**WHAT IS ASKED:**
Go through the entries below and collect each line with the string "compagnon" in it.

**GIVEN ENTRIES:**
※ ※ ※

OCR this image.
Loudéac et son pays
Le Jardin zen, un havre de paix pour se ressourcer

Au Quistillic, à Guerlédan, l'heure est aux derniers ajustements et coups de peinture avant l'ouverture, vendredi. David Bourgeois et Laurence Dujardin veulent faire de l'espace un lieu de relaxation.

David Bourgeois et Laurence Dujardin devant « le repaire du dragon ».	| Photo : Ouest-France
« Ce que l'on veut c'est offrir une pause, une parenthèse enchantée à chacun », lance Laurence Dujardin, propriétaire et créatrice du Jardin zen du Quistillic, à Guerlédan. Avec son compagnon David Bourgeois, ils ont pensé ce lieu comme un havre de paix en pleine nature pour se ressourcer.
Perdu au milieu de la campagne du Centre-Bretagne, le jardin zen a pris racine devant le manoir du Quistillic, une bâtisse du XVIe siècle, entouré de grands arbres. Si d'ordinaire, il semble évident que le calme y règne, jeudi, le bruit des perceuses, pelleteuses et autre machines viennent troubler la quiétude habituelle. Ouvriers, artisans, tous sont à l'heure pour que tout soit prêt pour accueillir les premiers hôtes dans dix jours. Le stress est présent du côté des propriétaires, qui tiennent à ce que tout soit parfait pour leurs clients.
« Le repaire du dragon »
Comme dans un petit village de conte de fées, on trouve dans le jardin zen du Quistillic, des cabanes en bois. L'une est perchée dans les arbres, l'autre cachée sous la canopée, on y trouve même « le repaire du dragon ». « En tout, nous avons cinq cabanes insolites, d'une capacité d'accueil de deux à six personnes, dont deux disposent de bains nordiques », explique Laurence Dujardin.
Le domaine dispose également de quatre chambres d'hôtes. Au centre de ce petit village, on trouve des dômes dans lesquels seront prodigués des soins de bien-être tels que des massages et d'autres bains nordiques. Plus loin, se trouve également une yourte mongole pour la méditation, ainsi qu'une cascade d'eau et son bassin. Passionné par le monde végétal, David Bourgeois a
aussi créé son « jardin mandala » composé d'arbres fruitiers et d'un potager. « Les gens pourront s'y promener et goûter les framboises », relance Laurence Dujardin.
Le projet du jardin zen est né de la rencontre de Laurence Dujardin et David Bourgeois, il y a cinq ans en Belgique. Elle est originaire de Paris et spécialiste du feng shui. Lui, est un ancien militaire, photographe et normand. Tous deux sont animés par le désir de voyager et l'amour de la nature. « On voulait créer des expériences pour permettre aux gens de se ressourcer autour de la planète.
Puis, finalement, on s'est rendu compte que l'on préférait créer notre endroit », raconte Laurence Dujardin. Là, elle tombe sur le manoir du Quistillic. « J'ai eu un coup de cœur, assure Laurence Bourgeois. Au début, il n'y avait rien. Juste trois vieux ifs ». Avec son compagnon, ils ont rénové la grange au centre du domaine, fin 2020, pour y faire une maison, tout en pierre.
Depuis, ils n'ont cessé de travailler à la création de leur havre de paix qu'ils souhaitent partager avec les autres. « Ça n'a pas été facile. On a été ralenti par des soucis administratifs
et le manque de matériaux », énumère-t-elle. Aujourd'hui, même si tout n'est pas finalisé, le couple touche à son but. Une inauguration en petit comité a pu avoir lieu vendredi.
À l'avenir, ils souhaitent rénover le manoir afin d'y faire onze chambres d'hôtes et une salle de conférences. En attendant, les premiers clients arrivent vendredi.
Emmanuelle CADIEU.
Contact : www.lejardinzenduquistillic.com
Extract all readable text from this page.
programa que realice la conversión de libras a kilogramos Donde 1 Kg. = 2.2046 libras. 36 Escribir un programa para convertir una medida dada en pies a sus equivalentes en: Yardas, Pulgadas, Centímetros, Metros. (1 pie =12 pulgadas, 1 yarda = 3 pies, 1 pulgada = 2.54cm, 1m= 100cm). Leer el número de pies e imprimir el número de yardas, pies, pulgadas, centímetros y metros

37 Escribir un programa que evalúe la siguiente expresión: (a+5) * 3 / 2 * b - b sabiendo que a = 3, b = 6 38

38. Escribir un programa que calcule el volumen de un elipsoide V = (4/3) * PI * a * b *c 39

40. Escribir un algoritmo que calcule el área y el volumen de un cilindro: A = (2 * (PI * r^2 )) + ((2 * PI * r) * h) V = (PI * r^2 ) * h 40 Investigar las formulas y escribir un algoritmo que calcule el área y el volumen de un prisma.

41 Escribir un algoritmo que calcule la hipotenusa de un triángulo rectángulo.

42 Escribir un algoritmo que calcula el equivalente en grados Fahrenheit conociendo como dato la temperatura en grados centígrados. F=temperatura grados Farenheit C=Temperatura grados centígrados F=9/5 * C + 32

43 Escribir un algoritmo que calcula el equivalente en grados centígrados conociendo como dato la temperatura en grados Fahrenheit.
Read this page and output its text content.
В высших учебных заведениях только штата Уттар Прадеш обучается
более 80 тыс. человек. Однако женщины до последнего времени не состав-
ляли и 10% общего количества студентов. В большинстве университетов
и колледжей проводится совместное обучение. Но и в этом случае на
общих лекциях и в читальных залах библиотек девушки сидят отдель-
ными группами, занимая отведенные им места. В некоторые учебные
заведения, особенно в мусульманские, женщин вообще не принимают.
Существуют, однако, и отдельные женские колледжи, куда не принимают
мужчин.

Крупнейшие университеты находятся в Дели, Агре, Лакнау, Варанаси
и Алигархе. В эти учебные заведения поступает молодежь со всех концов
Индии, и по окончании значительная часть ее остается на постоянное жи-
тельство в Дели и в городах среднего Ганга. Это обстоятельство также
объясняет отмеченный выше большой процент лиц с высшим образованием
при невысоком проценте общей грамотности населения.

※ ※ ※

**SOLUTION FOR THIS EXERCISE:**
« Ce que l'on veut c'est offrir une pause, une parenthèse enchantée à chacun », lance Laurence Dujardin, propriétaire et créatrice du Jardin zen du Quistillic, à Guerlédan. Avec son compagnon David Bourgeois, ils ont pensé ce lieu comme un havre de paix en pleine nature pour se ressourcer.
Puis, finalement, on s'est rendu compte que l'on préférait créer notre endroit », raconte Laurence Dujardin. Là, elle tombe sur le manoir du Quistillic. « J'ai eu un coup de cœur, assure Laurence Bourgeois. Au début, il n'y avait rien. Juste trois vieux ifs ». Avec son compagnon, ils ont rénové la grange au centre du domaine, fin 2020, pour y faire une maison, tout en pierre.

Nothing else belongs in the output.